[MATERIAL]

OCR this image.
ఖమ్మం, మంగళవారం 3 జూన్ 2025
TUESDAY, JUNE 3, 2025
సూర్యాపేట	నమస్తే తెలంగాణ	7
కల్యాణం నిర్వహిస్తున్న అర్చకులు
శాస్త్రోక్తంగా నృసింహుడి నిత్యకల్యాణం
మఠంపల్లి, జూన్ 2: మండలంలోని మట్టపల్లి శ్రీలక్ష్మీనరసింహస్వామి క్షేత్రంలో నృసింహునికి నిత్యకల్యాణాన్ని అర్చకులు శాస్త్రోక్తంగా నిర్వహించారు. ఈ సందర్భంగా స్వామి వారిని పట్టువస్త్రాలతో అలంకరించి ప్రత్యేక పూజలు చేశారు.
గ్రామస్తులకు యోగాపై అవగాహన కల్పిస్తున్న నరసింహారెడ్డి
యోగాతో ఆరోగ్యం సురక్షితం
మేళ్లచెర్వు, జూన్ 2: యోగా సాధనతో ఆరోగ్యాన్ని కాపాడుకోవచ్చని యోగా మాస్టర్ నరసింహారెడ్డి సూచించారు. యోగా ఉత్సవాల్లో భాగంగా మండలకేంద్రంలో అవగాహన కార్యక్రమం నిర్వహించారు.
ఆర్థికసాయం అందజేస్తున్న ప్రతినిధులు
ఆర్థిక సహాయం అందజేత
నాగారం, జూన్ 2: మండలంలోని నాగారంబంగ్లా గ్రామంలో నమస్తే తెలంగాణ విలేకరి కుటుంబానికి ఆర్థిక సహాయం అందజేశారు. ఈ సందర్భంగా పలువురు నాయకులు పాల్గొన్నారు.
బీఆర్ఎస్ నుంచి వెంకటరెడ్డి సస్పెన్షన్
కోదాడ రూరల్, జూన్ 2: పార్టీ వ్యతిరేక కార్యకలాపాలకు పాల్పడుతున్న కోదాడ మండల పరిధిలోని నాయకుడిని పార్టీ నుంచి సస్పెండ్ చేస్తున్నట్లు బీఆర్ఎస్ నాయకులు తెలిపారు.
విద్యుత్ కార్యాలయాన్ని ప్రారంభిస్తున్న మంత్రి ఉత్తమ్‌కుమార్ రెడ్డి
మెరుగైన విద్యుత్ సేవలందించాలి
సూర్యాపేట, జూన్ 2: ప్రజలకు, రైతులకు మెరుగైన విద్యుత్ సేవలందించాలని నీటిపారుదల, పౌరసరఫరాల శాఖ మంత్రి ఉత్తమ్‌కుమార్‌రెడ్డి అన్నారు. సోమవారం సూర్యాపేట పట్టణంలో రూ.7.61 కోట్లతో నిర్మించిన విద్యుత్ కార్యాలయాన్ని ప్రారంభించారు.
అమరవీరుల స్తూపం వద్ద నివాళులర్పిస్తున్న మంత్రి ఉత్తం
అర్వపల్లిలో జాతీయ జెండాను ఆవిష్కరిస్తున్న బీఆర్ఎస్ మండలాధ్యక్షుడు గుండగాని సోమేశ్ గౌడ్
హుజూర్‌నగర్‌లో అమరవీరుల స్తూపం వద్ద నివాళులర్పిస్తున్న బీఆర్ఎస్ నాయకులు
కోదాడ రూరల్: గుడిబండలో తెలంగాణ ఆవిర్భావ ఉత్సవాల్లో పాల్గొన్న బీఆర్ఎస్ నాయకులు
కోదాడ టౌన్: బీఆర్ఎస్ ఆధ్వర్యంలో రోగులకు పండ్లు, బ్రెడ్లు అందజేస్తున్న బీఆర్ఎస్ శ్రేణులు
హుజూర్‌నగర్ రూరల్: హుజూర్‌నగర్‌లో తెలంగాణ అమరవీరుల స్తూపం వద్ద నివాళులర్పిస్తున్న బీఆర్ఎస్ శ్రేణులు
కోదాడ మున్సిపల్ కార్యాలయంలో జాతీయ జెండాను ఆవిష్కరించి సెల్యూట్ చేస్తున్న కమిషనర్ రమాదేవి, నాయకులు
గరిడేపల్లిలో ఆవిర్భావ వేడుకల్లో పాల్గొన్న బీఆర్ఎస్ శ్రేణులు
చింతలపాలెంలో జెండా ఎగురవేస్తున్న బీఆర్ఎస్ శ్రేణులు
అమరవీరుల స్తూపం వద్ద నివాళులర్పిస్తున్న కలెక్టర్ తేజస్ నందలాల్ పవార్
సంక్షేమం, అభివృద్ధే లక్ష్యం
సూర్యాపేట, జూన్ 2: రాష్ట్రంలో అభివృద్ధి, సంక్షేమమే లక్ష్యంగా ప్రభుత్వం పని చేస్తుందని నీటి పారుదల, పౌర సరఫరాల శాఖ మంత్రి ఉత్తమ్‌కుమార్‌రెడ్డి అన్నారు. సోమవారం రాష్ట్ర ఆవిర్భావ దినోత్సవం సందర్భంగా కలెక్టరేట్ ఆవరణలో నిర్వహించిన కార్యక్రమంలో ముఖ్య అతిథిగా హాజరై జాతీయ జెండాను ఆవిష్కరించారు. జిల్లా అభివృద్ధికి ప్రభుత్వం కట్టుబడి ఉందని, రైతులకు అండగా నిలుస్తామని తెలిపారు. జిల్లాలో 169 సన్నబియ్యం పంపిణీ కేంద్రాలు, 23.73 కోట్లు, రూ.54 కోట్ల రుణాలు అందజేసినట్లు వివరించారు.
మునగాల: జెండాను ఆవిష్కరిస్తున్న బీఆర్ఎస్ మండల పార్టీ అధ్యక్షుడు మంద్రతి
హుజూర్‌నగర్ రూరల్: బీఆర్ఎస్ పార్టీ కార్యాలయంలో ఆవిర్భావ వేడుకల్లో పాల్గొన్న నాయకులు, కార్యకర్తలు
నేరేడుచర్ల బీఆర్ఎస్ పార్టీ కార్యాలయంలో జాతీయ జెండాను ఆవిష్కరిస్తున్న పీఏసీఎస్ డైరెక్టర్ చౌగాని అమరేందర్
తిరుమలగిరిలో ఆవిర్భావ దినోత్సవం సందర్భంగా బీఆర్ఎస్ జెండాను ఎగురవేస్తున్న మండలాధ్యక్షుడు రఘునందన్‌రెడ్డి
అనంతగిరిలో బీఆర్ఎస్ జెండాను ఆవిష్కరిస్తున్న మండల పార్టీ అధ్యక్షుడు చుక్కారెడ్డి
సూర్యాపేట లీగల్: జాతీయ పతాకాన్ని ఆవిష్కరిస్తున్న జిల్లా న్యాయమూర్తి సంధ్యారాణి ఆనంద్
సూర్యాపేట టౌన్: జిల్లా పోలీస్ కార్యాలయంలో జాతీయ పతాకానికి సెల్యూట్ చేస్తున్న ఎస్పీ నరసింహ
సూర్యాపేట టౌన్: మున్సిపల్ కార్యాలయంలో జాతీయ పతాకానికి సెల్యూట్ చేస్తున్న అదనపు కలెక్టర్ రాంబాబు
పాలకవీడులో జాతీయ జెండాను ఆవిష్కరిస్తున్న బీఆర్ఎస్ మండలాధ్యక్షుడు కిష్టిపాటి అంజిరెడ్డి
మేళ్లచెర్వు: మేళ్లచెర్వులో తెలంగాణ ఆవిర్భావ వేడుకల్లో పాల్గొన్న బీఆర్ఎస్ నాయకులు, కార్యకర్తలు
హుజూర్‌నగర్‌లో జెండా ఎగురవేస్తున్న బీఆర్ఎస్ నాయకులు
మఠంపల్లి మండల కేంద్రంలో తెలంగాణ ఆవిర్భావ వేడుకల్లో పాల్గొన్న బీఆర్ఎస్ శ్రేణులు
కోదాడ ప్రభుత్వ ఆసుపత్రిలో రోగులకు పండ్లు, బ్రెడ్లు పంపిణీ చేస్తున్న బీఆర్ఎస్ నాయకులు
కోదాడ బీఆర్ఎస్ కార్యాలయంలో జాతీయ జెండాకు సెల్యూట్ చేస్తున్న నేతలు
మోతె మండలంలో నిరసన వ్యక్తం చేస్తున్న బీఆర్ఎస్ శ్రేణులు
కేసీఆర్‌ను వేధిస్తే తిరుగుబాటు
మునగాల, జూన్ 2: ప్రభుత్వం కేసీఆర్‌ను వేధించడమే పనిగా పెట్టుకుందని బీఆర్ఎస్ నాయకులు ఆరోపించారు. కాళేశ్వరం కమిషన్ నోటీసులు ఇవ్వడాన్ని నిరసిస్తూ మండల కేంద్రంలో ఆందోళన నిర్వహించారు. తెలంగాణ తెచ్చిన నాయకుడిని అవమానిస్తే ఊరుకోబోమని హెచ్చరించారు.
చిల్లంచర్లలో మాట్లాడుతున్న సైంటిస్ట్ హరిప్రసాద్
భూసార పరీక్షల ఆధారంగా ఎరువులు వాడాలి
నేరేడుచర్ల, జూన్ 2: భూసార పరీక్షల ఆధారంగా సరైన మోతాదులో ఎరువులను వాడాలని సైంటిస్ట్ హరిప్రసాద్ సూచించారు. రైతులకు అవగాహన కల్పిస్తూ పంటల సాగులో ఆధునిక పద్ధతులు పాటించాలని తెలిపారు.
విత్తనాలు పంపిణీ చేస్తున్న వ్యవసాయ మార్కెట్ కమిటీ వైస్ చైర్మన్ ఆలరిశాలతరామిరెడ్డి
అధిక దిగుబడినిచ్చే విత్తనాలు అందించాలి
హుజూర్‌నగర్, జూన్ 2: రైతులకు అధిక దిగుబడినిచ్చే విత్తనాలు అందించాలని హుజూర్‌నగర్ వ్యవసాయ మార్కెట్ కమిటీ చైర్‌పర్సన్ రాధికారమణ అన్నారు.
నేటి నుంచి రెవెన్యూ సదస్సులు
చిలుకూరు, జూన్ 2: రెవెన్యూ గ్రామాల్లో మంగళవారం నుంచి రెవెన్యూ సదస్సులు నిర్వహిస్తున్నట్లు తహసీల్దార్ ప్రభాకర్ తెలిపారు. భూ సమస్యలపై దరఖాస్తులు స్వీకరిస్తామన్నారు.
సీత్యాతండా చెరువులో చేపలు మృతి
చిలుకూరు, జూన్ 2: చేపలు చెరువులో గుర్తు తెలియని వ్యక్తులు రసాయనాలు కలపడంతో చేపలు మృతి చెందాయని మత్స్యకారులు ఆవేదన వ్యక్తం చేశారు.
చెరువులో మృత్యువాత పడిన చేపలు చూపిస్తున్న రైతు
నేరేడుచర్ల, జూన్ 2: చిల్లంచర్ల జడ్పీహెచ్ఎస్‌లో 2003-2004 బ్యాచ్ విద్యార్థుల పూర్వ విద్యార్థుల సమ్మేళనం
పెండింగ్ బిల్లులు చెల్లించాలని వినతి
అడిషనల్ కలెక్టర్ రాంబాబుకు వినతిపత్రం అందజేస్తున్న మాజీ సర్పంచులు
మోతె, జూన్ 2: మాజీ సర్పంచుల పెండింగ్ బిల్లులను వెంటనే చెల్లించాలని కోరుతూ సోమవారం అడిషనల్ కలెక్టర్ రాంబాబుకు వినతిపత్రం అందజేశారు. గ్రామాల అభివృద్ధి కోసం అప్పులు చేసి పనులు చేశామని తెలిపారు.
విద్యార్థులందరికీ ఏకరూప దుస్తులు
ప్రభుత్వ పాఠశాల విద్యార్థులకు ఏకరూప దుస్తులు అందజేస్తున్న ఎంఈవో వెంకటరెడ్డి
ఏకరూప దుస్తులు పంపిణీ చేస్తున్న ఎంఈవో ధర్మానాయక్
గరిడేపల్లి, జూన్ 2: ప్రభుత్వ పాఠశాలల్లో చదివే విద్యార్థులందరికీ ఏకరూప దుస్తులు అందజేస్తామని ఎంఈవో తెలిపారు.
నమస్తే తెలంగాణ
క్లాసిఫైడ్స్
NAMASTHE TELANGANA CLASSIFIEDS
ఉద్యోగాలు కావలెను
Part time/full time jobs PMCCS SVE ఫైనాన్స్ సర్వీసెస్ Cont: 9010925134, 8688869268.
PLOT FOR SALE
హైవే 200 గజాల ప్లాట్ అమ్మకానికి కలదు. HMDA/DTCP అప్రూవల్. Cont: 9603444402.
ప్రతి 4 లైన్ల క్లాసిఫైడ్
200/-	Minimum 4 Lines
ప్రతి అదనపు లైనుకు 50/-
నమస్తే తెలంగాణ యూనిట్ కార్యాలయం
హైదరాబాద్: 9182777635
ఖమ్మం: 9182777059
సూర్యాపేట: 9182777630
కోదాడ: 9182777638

[DIRECTIVE] Where a line of the data holds "Cont", show that line.

[ANSWER TO THIS EXERCISE]
Part time/full time jobs PMCCS SVE ఫైనాన్స్ సర్వీసెస్ Cont: 9010925134, 8688869268.
హైవే 200 గజాల ప్లాట్ అమ్మకానికి కలదు. HMDA/DTCP అప్రూవల్. Cont: 9603444402.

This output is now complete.